### Instructions for the task
Your answer should be only a number: how many lines include the word "this".
══ Entries provided ══
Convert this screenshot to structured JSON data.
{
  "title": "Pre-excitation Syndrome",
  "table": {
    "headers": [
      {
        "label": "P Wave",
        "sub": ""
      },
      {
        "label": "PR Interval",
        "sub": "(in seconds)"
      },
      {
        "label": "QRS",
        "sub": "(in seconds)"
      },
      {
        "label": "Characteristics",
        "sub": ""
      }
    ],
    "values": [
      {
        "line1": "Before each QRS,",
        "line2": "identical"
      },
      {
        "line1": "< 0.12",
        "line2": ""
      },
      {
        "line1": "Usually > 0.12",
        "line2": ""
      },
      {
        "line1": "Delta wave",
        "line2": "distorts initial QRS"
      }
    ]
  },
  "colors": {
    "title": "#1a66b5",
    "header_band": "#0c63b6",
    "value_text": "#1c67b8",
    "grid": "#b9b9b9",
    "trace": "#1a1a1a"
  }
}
═══
══ Entries provided ══
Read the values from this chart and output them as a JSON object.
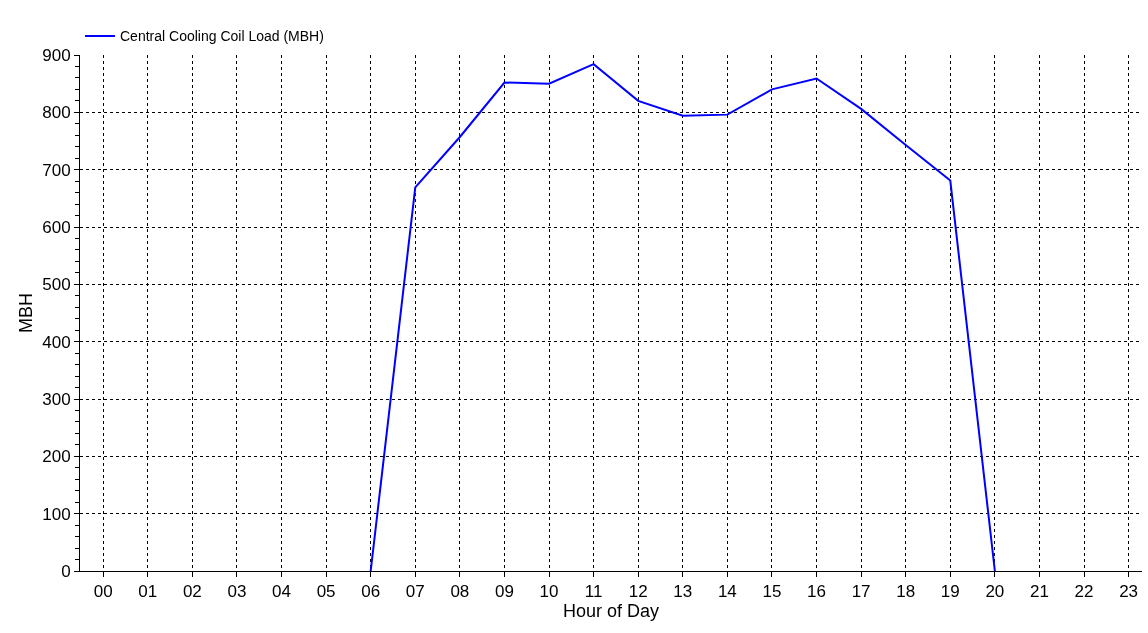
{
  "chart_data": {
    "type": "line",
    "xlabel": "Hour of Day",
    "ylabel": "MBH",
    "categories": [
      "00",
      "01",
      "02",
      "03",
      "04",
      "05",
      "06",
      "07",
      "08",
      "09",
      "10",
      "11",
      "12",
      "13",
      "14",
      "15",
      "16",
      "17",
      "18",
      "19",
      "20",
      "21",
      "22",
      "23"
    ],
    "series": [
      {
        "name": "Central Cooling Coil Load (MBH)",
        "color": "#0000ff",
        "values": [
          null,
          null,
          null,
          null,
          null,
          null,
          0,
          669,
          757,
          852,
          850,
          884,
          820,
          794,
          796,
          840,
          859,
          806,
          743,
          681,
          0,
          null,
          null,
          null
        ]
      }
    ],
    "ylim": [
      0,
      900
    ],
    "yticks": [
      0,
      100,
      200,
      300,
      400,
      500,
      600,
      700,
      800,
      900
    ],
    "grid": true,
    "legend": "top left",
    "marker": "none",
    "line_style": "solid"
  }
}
═══
### Right answer
2